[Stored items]
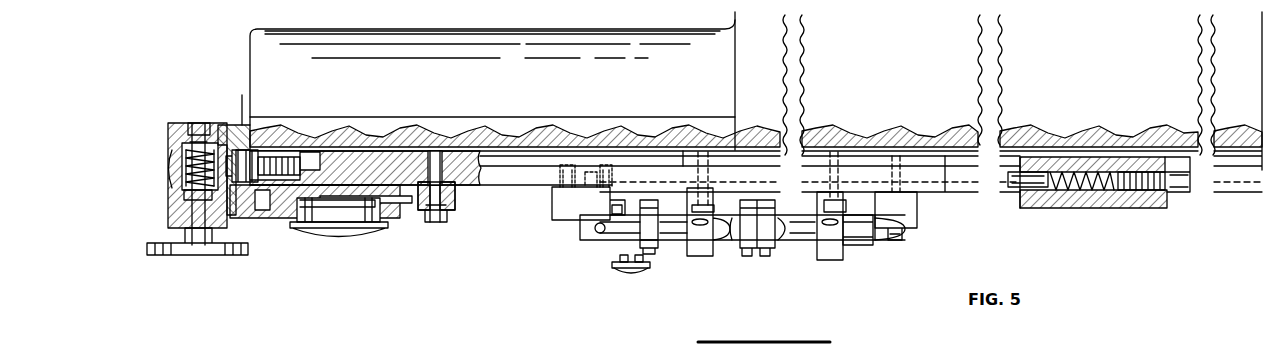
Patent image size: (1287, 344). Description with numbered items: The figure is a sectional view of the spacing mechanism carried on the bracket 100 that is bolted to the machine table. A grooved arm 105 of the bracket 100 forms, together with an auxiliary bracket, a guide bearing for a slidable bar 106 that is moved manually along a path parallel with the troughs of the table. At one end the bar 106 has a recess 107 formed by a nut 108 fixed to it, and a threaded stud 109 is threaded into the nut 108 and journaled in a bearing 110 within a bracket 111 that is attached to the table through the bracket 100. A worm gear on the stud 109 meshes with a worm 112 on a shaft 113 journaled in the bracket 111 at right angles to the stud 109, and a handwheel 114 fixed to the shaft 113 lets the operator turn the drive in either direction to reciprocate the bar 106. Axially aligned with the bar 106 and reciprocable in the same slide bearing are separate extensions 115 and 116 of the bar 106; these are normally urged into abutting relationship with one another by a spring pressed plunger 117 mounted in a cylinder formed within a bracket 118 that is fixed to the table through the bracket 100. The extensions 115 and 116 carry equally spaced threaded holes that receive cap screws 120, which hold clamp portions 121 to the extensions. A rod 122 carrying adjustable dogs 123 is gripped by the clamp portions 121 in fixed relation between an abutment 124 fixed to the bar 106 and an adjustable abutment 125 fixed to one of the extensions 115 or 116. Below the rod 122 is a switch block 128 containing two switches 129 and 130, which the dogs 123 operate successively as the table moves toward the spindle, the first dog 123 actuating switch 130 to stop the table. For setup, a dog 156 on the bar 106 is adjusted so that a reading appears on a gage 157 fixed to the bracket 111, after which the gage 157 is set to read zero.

The bracket 100 is at (563, 91).
The grooved arm 105 is at (1244, 182).
The slidable bar 106 is at (528, 180).
The recess 107 is at (313, 160).
The nut 108 is at (268, 148).
The threaded stud 109 is at (247, 150).
The bearing 110 is at (232, 142).
The bracket 111 is at (172, 123).
The worm 112 is at (192, 170).
The shaft 113 is at (194, 217).
The handwheel 114 is at (170, 252).
The extension 115 is at (738, 160).
The extension 116 is at (1005, 152).
The spring pressed plunger 117 is at (1013, 192).
The bracket 118 is at (1120, 206).
The cap screw 120 is at (843, 150).
The clamp portion 121 is at (696, 253).
The rod 122 is at (867, 245).
The adjustable dog 123 is at (655, 250).
The abutment 124 is at (580, 233).
The adjustable abutment 125 is at (905, 212).
The switch block 128 is at (645, 272).
The switch 129 is at (637, 272).
The switch 130 is at (620, 262).
The dog 156 is at (448, 215).
The gage 157 is at (378, 230).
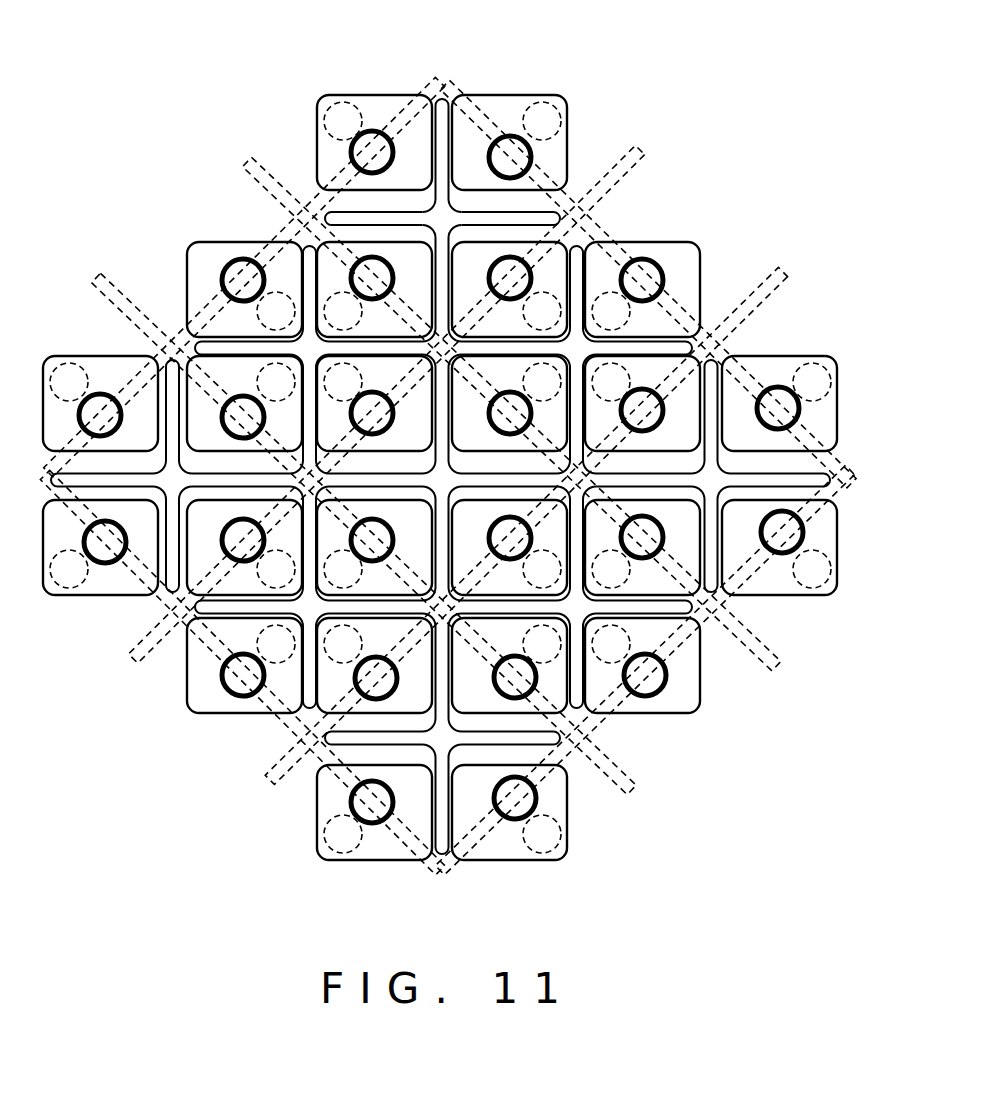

**What needs to be done:**
Recast the lines of the data above as a Markdown table with the columns Row and Line. Put a row number in the first column and the line in the second, and omit blank lines and the pictures.

**Response below:**
| Row | Line |
|---|---|
| 1 | Patent image size: (1287, 344). Description with numbered items: The figure is a sectional view of the spacing mechanism carried on the bracket 100 that is bolted to the machine table. A grooved arm 105 of the bracket 100 forms, together with an auxiliary bracket, a guide bearing for a slidable bar 106 that is moved manually along a path parallel with the troughs of the table. At one end the bar 106 has a recess 107 formed by a nut 108 fixed to it, and a threaded stud 109 is threaded into the nut 108 and journaled in a bearing 110 within a bracket 111 that is attached to the table through the bracket 100. A worm gear on the stud 109 meshes with a worm 112 on a shaft 113 journaled in the bracket 111 at right angles to the stud 109, and a handwheel 114 fixed to the shaft 113 lets the operator turn the drive in either direction to reciprocate the bar 106. Axially aligned with the bar 106 and reciprocable in the same slide bearing are separate extensions 115 and 116 of the bar 106; these are normally urged into abutting relationship with one another by a spring pressed plunger 117 mounted in a cylinder formed within a bracket 118 that is fixed to the table through the bracket 100. The extensions 115 and 116 carry equally spaced threaded holes that receive cap screws 120, which hold clamp portions 121 to the extensions. A rod 122 carrying adjustable dogs 123 is gripped by the clamp portions 121 in fixed relation between an abutment 124 fixed to the bar 106 and an adjustable abutment 125 fixed to one of the extensions 115 or 116. Below the rod 122 is a switch block 128 containing two switches 129 and 130, which the dogs 123 operate successively as the table moves toward the spindle, the first dog 123 actuating switch 130 to stop the table. For setup, a dog 156 on the bar 106 is adjusted so that a reading appears on a gage 157 fixed to the bracket 111, after which the gage 157 is set to read zero. |
| 2 | The bracket 100 is at (563, 91). |
| 3 | The grooved arm 105 is at (1244, 182). |
| 4 | The slidable bar 106 is at (528, 180). |
| 5 | The recess 107 is at (313, 160). |
| 6 | The nut 108 is at (268, 148). |
| 7 | The threaded stud 109 is at (247, 150). |
| 8 | The bearing 110 is at (232, 142). |
| 9 | The bracket 111 is at (172, 123). |
| 10 | The worm 112 is at (192, 170). |
| 11 | The shaft 113 is at (194, 217). |
| 12 | The handwheel 114 is at (170, 252). |
| 13 | The extension 115 is at (738, 160). |
| 14 | The extension 116 is at (1005, 152). |
| 15 | The spring pressed plunger 117 is at (1013, 192). |
| 16 | The bracket 118 is at (1120, 206). |
| 17 | The cap screw 120 is at (843, 150). |
| 18 | The clamp portion 121 is at (696, 253). |
| 19 | The rod 122 is at (867, 245). |
| 20 | The adjustable dog 123 is at (655, 250). |
| 21 | The abutment 124 is at (580, 233). |
| 22 | The adjustable abutment 125 is at (905, 212). |
| 23 | The switch block 128 is at (645, 272). |
| 24 | The switch 129 is at (637, 272). |
| 25 | The switch 130 is at (620, 262). |
| 26 | The dog 156 is at (448, 215). |
| 27 | The gage 157 is at (378, 230). |